• [Directions]
Select from the data all lines with the word "Eligibility".

• [Provided data]

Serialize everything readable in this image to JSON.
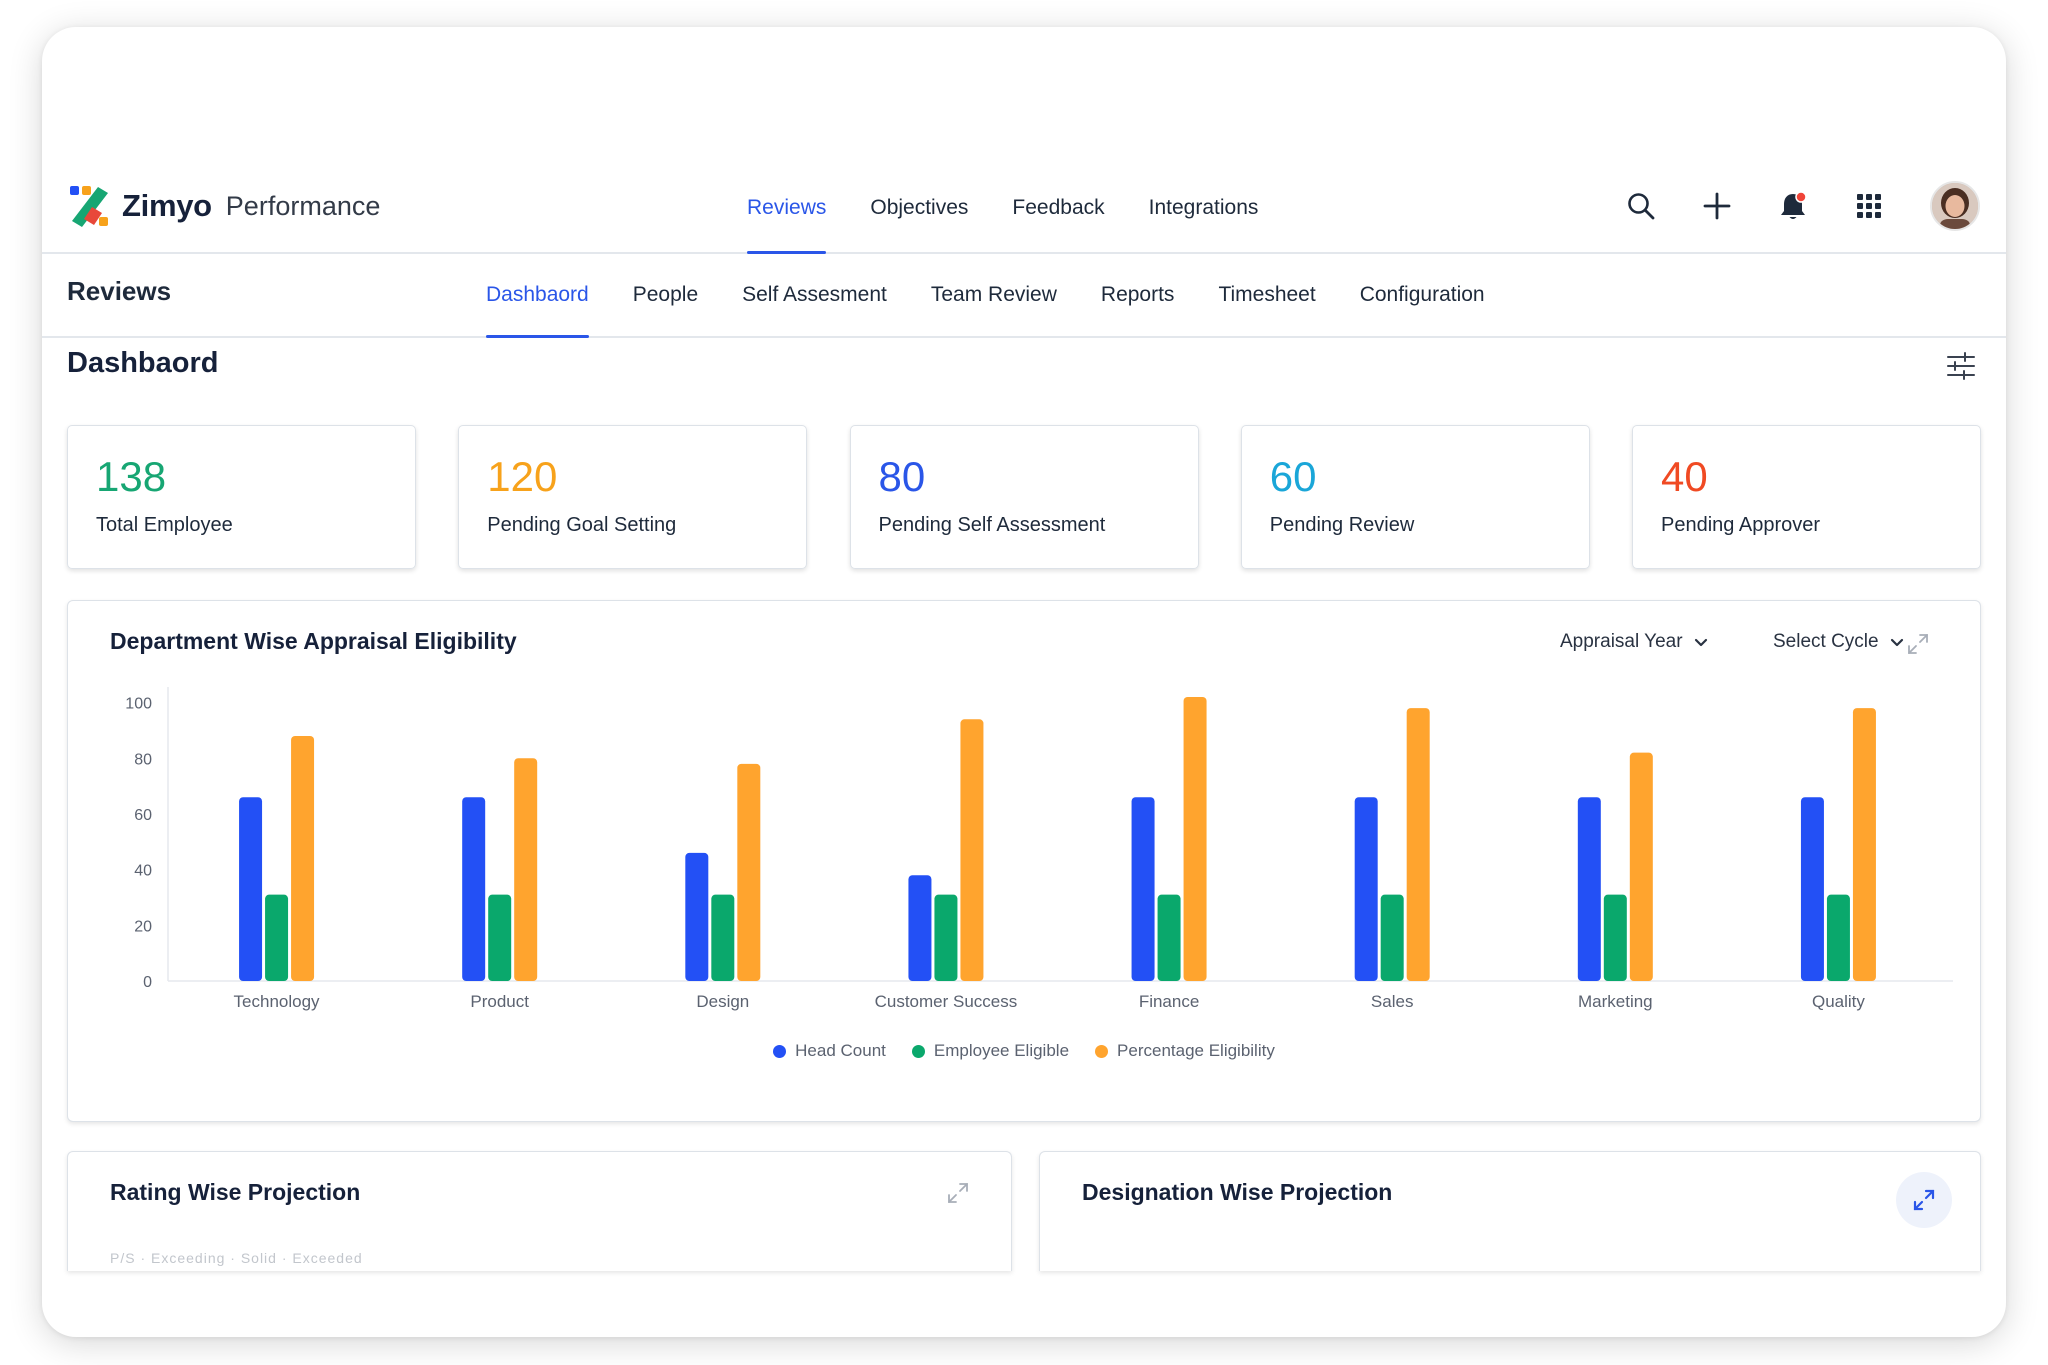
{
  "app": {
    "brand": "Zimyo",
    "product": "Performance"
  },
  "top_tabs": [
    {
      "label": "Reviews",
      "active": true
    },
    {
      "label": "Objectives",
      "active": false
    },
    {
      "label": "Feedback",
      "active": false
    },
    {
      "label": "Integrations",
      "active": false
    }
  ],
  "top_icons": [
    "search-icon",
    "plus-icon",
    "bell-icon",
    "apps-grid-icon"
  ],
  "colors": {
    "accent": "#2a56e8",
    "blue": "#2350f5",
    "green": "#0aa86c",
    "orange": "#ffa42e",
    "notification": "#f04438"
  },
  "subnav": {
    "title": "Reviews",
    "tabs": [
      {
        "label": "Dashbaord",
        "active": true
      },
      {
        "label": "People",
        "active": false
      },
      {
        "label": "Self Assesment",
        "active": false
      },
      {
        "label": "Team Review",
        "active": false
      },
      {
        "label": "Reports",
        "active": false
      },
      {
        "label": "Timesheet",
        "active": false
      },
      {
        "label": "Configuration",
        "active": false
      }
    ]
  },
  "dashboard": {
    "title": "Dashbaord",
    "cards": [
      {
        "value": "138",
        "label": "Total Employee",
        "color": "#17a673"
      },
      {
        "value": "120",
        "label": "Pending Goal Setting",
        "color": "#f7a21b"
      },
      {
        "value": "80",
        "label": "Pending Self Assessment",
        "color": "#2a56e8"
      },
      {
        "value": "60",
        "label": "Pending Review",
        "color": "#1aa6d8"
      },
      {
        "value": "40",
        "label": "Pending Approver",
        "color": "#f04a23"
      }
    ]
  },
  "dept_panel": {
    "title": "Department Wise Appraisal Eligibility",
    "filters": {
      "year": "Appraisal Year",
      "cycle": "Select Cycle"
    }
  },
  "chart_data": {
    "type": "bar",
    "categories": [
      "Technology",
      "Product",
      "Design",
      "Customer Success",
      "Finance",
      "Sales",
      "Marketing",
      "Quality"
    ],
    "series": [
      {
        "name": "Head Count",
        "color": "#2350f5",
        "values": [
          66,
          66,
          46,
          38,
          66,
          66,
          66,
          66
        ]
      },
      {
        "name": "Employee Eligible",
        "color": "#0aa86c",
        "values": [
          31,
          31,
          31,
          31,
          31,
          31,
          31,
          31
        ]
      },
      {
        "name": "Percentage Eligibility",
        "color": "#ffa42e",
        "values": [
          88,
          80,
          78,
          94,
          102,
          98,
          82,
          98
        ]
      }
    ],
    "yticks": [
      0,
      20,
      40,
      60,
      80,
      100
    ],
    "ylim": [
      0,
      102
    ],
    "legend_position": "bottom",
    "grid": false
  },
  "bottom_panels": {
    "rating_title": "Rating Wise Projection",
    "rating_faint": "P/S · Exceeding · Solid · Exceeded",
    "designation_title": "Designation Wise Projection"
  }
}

...

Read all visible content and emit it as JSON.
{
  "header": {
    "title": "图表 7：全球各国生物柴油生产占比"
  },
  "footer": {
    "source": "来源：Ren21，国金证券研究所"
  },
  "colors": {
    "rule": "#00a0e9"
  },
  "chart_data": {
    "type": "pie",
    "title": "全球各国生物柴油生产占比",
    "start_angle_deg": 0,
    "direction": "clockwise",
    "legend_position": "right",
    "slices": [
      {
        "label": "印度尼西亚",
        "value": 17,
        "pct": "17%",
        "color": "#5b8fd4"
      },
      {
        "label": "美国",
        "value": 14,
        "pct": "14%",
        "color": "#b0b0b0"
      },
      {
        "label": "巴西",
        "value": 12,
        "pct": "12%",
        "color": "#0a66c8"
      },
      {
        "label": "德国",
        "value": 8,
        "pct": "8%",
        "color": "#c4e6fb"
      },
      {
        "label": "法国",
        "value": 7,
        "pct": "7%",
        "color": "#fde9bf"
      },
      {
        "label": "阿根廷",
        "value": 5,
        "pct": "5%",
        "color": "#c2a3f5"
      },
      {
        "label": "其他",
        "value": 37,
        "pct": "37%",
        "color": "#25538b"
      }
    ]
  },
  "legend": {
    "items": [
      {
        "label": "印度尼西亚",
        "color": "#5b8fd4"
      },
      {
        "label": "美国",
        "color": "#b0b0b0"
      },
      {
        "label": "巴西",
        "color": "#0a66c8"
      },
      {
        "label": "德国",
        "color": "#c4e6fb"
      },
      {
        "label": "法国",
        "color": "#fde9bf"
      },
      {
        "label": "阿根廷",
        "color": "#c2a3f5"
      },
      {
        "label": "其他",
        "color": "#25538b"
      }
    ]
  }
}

* * *

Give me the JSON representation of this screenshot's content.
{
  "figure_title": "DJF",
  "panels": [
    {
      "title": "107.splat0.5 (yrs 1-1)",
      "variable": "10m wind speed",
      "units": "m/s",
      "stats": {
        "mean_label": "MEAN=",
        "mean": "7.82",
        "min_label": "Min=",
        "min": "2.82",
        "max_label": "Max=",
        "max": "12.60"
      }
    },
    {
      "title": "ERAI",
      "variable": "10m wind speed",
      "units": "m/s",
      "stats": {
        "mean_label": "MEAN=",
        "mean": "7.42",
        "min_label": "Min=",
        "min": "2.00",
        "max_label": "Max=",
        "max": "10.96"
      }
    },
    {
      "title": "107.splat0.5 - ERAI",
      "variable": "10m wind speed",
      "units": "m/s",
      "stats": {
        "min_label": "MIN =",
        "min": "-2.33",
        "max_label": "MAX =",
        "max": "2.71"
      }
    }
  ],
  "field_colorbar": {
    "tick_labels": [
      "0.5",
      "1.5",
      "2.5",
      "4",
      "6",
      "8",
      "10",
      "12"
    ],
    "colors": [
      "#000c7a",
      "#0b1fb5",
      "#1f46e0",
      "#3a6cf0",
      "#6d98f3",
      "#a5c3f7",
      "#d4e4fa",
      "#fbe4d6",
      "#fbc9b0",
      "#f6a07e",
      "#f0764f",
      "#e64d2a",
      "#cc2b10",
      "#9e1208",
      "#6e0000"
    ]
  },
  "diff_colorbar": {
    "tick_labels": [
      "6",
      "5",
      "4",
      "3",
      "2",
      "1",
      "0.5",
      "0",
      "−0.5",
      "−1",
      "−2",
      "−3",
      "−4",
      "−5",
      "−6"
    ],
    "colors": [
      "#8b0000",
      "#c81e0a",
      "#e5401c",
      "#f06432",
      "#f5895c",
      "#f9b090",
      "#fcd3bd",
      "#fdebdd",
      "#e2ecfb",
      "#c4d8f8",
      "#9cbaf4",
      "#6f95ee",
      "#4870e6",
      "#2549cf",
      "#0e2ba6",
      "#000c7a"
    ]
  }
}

• [Output for this task]
    "title": "Department Wise Appraisal Eligibility",
        "name": "Percentage Eligibility",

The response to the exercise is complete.